## [The task]
Only the lines from the one containing "Decode this image" through the end of the records should be retyped, exactly and including both ends; pictures stay out.

## [Supplied data]
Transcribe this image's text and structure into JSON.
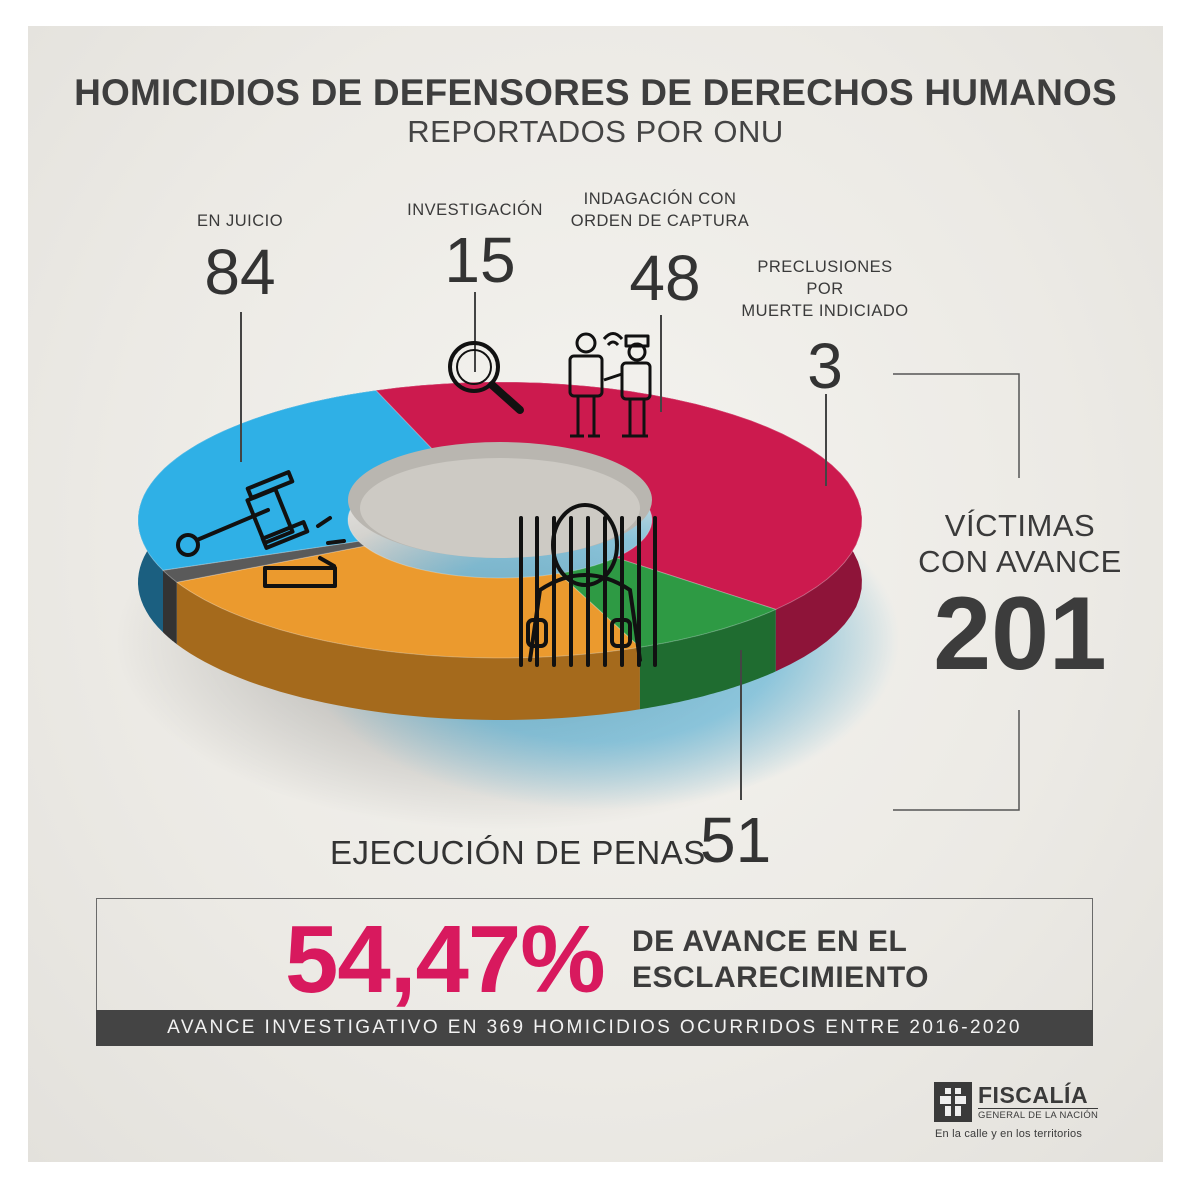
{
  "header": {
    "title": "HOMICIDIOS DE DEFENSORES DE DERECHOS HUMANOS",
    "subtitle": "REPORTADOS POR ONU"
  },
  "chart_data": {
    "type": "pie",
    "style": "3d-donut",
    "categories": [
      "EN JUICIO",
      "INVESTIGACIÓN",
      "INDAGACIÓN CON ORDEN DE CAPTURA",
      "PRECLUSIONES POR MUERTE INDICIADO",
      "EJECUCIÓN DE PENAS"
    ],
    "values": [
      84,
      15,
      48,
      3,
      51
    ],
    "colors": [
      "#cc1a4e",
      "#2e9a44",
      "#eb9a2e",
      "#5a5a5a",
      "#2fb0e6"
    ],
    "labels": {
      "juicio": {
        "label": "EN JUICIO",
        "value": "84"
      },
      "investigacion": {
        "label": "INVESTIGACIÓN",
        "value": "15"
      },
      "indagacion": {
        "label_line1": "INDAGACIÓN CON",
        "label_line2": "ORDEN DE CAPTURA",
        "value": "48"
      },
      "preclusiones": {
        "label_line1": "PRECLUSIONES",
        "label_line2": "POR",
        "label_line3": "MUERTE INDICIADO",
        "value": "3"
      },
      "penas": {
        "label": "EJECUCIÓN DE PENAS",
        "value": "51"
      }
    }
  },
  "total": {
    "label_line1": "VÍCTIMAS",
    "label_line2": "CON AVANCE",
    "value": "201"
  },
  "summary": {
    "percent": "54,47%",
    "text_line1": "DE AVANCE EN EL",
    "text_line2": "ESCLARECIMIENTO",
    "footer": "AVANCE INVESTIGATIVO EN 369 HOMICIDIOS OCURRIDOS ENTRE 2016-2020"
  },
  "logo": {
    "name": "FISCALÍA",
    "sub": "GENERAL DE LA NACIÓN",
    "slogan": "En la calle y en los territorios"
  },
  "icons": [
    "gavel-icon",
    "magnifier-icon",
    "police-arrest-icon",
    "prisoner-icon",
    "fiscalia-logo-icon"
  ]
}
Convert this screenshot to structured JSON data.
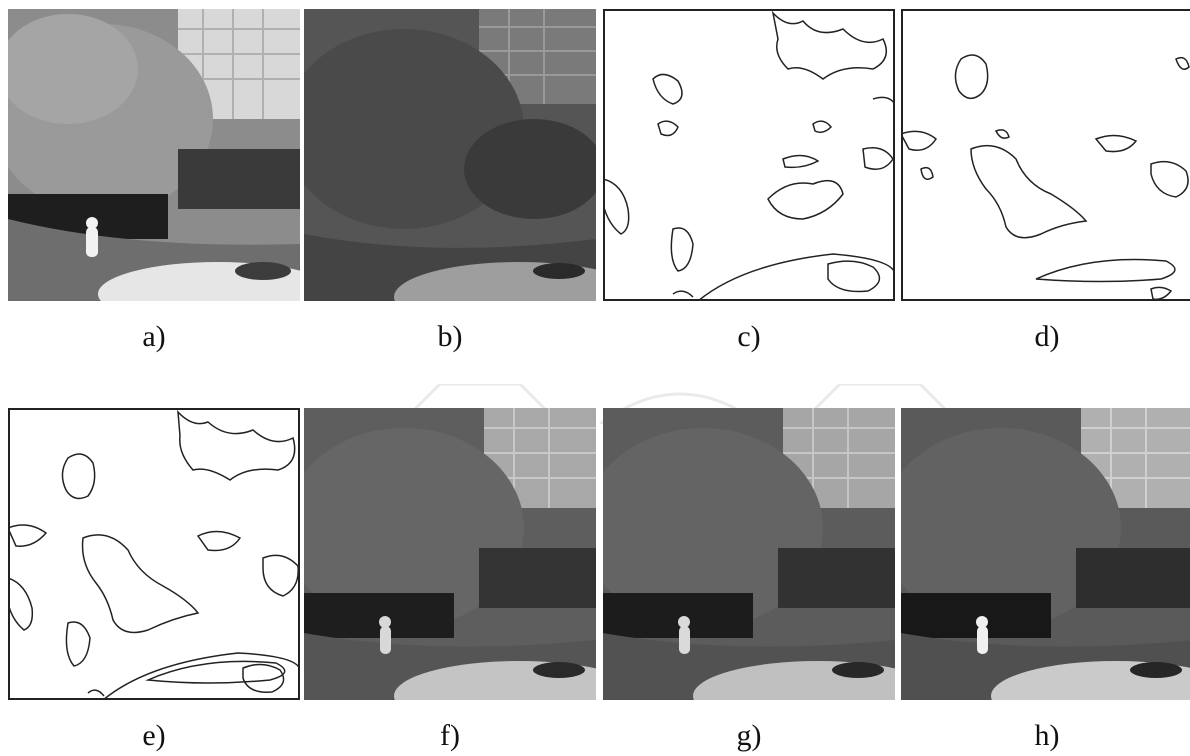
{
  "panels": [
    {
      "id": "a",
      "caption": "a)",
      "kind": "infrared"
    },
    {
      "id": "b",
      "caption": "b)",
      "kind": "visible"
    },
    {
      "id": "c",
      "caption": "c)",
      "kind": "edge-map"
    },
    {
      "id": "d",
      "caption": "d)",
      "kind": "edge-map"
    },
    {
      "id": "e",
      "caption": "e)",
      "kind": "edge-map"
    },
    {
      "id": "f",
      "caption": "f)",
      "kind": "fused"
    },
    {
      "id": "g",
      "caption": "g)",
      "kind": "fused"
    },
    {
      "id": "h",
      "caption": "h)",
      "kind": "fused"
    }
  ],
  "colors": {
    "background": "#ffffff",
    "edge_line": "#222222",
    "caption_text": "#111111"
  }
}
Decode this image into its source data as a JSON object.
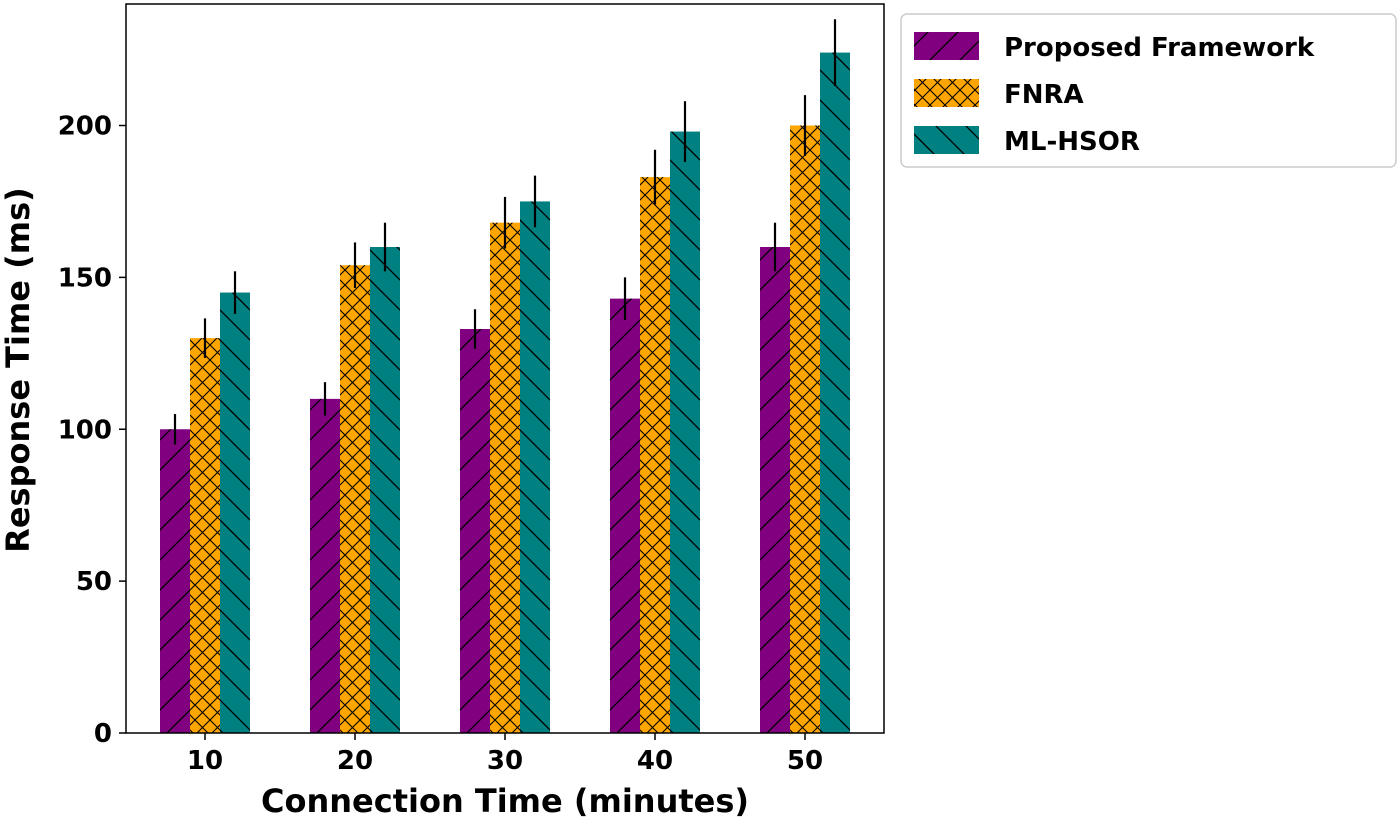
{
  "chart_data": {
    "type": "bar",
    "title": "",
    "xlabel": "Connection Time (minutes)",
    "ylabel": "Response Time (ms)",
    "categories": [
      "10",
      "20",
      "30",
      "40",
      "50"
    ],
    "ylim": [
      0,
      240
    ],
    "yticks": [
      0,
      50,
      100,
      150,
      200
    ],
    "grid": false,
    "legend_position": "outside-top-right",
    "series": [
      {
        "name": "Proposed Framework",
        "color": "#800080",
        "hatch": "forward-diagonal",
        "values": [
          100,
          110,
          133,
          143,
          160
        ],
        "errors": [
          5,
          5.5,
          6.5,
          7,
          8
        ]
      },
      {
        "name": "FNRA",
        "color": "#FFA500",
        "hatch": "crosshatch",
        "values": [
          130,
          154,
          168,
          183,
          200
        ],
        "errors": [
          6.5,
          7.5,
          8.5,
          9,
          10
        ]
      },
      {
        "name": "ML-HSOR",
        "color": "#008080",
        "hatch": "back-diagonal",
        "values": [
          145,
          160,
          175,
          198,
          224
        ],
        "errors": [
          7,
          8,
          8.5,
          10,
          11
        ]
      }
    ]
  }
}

## [Response to this task]
Decode this image into its source data as a JSON object.
{
  "chart_data": {
    "type": "bar",
    "title": "",
    "xlabel": "Connection Time (minutes)",
    "ylabel": "Response Time (ms)",
    "categories": [
      "10",
      "20",
      "30",
      "40",
      "50"
    ],
    "ylim": [
      0,
      240
    ],
    "yticks": [
      0,
      50,
      100,
      150,
      200
    ],
    "grid": false,
    "legend_position": "outside-top-right",
    "series": [
      {
        "name": "Proposed Framework",
        "color": "#800080",
        "hatch": "forward-diagonal",
        "values": [
          100,
          110,
          133,
          143,
          160
        ],
        "errors": [
          5,
          5.5,
          6.5,
          7,
          8
        ]
      },
      {
        "name": "FNRA",
        "color": "#FFA500",
        "hatch": "crosshatch",
        "values": [
          130,
          154,
          168,
          183,
          200
        ],
        "errors": [
          6.5,
          7.5,
          8.5,
          9,
          10
        ]
      },
      {
        "name": "ML-HSOR",
        "color": "#008080",
        "hatch": "back-diagonal",
        "values": [
          145,
          160,
          175,
          198,
          224
        ],
        "errors": [
          7,
          8,
          8.5,
          10,
          11
        ]
      }
    ]
  }
}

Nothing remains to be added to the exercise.